Problem details:
Go through the data below. Pull out every line that has the word "width".

[Raw records]
--
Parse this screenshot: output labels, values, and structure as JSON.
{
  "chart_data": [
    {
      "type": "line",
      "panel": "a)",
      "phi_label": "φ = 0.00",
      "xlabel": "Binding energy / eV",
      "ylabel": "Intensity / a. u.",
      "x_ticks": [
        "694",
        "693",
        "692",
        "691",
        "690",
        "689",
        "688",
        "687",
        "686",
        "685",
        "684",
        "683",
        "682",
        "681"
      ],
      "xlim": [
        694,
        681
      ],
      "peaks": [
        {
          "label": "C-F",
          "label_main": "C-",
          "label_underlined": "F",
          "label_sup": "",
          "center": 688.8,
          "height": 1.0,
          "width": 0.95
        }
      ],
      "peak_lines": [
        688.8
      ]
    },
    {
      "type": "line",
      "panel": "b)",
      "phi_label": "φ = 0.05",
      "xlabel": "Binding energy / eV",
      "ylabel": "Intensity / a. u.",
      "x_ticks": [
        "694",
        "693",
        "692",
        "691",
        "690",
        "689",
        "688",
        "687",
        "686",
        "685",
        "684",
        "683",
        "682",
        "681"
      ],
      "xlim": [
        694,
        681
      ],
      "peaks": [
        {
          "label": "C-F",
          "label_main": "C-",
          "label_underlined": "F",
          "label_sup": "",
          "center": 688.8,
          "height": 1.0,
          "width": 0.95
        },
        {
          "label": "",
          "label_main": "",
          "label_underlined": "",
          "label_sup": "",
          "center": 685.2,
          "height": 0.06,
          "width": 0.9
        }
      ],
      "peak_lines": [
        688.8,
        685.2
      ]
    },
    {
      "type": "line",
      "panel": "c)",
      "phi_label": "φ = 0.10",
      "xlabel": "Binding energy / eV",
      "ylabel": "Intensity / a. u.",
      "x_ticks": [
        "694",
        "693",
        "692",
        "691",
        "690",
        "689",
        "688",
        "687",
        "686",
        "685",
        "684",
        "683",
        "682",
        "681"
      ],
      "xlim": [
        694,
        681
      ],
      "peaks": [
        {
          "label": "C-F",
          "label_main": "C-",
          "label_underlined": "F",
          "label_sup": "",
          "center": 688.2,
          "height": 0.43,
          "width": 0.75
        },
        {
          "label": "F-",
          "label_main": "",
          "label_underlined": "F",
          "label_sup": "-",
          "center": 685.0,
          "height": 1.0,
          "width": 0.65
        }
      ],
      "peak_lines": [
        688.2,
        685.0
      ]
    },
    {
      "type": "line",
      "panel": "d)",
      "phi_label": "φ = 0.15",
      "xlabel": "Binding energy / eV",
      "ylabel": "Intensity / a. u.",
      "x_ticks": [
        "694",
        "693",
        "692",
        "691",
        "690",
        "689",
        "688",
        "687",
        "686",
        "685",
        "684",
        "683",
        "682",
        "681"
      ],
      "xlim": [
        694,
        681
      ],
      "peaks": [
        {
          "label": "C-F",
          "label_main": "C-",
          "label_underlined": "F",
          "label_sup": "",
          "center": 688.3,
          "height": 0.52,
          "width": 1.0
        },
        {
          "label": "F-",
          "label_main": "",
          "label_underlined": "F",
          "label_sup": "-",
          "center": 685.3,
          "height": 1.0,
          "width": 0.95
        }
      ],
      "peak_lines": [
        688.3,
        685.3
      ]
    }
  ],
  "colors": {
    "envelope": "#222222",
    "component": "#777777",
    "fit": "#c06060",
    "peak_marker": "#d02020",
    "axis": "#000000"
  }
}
--
Exercise response:
          "width": 0.95
          "width": 0.95
          "width": 0.9
          "width": 0.75
          "width": 0.65
          "width": 1.0
          "width": 0.95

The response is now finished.